** start **

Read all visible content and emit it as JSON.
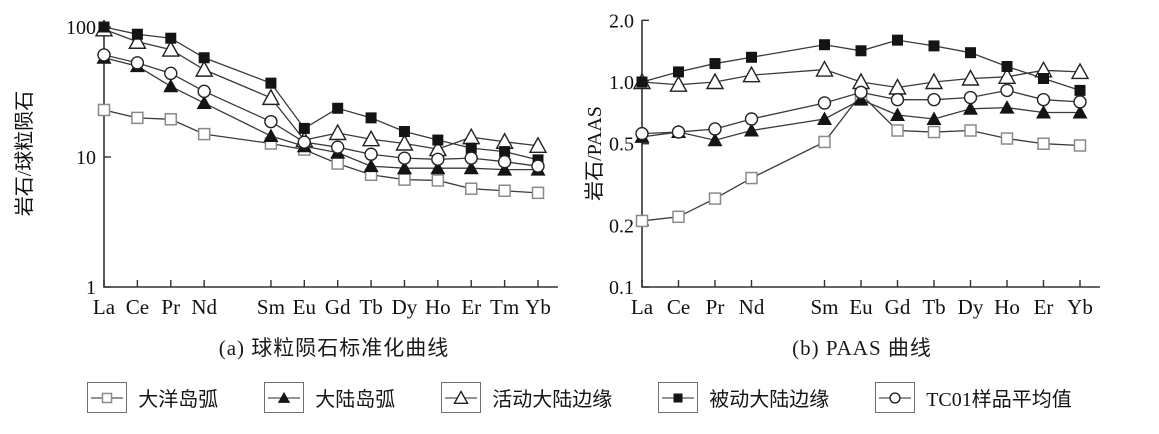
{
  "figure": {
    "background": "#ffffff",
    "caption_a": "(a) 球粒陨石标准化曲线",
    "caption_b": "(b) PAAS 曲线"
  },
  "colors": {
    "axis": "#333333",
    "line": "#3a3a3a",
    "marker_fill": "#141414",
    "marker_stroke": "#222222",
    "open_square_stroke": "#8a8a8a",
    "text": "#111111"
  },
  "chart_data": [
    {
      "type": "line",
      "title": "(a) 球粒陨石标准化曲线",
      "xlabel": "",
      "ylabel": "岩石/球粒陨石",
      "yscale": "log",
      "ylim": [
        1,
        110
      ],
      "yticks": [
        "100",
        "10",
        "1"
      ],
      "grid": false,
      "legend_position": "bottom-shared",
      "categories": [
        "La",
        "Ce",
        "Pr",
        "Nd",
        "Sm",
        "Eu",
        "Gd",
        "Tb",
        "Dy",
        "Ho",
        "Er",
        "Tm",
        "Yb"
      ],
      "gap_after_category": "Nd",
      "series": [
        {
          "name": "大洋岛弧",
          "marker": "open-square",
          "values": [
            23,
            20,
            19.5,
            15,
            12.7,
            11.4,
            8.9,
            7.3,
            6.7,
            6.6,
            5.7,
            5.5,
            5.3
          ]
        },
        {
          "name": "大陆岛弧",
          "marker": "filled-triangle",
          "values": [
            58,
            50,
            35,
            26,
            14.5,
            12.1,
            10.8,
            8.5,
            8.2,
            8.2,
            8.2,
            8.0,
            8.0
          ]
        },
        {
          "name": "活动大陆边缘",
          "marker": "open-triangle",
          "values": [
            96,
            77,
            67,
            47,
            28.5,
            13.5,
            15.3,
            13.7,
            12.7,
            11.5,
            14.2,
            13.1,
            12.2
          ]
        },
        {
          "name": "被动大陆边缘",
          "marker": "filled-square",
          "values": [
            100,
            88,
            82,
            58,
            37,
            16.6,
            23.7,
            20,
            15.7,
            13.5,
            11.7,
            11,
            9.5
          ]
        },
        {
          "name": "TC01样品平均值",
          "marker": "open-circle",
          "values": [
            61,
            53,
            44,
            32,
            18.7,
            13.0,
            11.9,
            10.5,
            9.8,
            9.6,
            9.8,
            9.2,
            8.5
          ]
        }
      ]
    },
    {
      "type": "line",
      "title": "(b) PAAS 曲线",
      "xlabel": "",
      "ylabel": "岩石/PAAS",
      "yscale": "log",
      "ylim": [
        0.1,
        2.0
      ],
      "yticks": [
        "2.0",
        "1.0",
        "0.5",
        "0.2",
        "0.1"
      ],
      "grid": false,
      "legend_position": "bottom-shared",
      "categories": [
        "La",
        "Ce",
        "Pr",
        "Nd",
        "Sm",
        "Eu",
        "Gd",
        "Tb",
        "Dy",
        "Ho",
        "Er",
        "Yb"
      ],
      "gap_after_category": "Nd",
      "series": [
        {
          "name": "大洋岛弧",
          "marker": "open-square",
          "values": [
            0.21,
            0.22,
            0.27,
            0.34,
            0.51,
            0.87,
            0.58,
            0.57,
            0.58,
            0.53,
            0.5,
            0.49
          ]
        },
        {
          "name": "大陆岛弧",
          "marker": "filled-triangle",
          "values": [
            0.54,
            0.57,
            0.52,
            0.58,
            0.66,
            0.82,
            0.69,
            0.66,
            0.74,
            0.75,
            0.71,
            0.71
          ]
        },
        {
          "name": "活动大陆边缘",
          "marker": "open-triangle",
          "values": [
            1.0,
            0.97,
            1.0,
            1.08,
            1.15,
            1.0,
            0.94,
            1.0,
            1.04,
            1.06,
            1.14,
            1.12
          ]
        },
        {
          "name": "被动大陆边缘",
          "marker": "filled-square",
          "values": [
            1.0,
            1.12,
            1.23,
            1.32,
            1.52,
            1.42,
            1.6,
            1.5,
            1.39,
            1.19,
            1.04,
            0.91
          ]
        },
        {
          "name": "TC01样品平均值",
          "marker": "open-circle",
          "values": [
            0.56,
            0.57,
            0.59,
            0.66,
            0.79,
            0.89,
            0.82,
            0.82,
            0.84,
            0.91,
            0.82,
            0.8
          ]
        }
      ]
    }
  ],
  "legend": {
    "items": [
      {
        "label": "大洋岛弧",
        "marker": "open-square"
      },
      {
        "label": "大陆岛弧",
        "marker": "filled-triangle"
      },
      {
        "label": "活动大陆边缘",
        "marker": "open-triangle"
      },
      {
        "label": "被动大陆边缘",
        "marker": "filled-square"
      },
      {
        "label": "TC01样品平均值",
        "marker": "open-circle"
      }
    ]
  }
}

** end **
** start **

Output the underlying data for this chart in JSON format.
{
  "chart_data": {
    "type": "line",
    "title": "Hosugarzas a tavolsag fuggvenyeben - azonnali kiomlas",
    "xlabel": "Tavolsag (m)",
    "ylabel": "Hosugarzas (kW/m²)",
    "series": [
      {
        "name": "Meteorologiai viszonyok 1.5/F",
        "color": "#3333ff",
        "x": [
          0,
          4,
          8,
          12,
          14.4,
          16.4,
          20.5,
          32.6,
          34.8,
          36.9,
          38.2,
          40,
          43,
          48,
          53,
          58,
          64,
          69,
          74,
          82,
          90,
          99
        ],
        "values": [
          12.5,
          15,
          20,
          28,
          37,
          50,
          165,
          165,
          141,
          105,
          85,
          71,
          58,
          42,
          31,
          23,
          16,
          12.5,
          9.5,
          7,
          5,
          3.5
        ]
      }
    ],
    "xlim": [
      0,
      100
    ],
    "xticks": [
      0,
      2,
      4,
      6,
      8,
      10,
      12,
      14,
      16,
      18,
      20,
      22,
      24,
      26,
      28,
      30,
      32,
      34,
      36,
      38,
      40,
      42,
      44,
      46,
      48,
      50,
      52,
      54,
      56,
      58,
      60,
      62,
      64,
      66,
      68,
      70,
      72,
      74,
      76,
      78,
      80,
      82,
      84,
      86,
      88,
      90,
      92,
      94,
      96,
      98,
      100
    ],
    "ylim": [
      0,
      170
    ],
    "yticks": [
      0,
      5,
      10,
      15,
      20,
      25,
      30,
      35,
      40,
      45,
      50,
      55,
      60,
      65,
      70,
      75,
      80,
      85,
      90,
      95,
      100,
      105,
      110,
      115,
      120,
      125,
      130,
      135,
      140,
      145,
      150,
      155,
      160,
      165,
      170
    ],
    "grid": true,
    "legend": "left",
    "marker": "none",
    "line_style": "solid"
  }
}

** end **

WHAT THE EXERCISE ASKS>
Look through the listing above and count the lines where the string "Hosugarzas" appears. Report the number only.

WRITTEN REPLY>
2